Extract:
* * *

I’ve written some C++11 concurrency code in VS2012 with the November CTP and wanted to test if it would also run on Linux compiled with gcc – hence the effort to upgrade my laptop over the last couple of days. The upgrade worked fine – I’m quite impressed with Linux Mint and with CodeBlocks. Unfortunately, gcc 4.7.2 has left me disappointed.
Firstly, I tried to compile my whole concurrency project – I was expecting a few minor tweaks (gcc was stricter on how I declare my template functions), then I hit this Internal Compiler Error:
Concurrency.cpp:156:1: internal compiler error: in get_expr_operands, at tree-ssa-operands.c:1035
Apparently, this bug has been fixed but not yet released – it’s due to calling a member function from a lambda in a templated class. So I thought I’d cut my code down, eliminate the lambdas and focus on std::thread and std::condition_variable. Still no joy, this time the program aborted:
In fact, it seems this is a long standing issue. And the code to provoke it is hardly pushing the boundaries of threading:
void sayHelloWorld() { std::cout << "Hello World\n"; } int main() { std::thread talk( sayHelloWorld ); talk.join(); return 0; }
Looking on the bright side, gcc 4.8 should be along soon and I’m sure the support for std::thread and lambdas will be working by then. In the meantime, I’ll be hanging out with VS2012 Nov CTP.
Your example code is not working as you missed the -pthread option.

* * *

Problems and tasks:
1) In the post about gcc 4.7.2, which gcc version does the writer expect to have working support for std::thread and lambdas?
2) Copy the gcc post from "I’ve written some" to "left me disappointed.", renaming "laptop" as "desktop".
The lines that follow have no connection to the post about gcc 4.7.2.

Provided records:
* * *

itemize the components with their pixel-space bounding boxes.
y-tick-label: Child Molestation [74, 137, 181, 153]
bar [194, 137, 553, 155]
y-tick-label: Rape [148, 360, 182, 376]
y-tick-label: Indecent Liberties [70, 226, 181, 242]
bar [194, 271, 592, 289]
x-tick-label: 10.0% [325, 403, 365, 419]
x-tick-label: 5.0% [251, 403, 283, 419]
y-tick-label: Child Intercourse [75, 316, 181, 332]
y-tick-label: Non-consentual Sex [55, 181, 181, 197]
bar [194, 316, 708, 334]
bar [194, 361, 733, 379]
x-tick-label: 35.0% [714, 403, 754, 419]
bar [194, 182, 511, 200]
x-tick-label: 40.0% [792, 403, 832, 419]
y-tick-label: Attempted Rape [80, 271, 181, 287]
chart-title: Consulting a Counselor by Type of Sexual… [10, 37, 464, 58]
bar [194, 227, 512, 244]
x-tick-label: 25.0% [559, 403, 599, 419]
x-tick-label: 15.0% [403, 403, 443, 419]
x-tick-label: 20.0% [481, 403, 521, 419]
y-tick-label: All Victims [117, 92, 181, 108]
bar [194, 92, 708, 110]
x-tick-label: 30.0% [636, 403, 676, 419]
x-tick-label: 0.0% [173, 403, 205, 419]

* * *

Solutions to the tasks:
1) gcc 4.8

2)
I’ve written some C++11 concurrency code in VS2012 with the November CTP and wanted to test if it would also run on Linux compiled with gcc – hence the effort to upgrade my desktop over the last couple of days. The upgrade worked fine – I’m quite impressed with Linux Mint and with CodeBlocks. Unfortunately, gcc 4.7.2 has left me disappointed.